Exercise description » Pick out all lines with the word "luận" from the records that follow.

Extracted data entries
_ _ _ _ _
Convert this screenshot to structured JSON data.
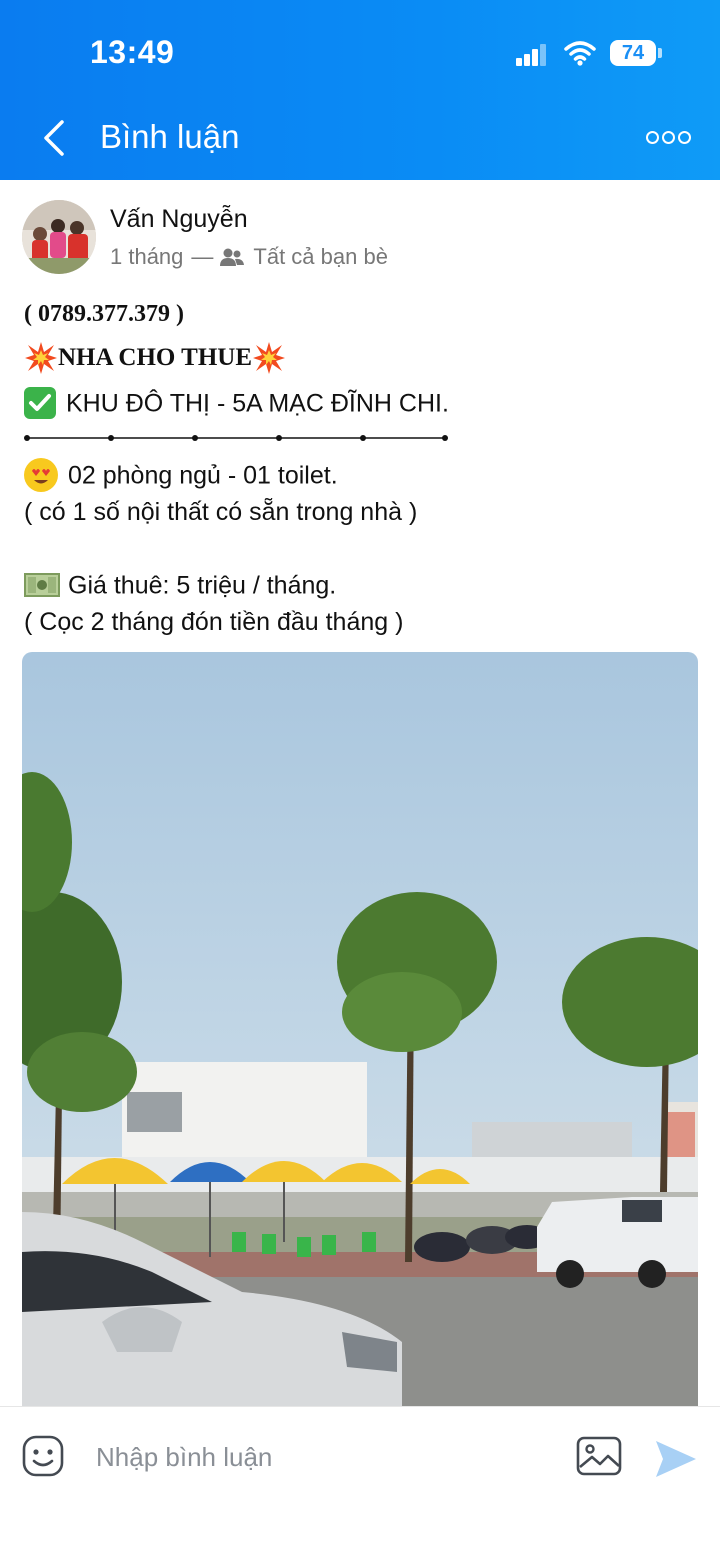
{
  "status_bar": {
    "time": "13:49",
    "battery": "74"
  },
  "header": {
    "title": "Bình luận",
    "back_icon": "chevron-left-icon",
    "more_icon": "more-dots-icon",
    "background": "#0a86f3"
  },
  "post": {
    "author": "Vấn Nguyễn",
    "time_ago": "1 tháng",
    "separator": "—",
    "audience": "Tất cả bạn bè",
    "lines": {
      "phone": "(  0789.377.379  )",
      "headline": "NHA CHO THUE",
      "location": "KHU ĐÔ THỊ - 5A MẠC ĐĨNH CHI.",
      "rooms": "02 phòng ngủ - 01 toilet.",
      "furniture": "( có 1 số nội thất có sẵn trong nhà )",
      "price": "Giá thuê: 5 triệu / tháng.",
      "deposit": "( Cọc 2 tháng đón tiền đầu tháng )"
    }
  },
  "comment_bar": {
    "placeholder": "Nhập bình luận",
    "sticker_icon": "sticker-smile-icon",
    "image_icon": "image-icon",
    "send_icon": "send-icon",
    "send_color": "#a8d0f5"
  }
}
_ _ _ _ _
Problem solution »
    "title": "Bình luận",
    "placeholder": "Nhập bình luận",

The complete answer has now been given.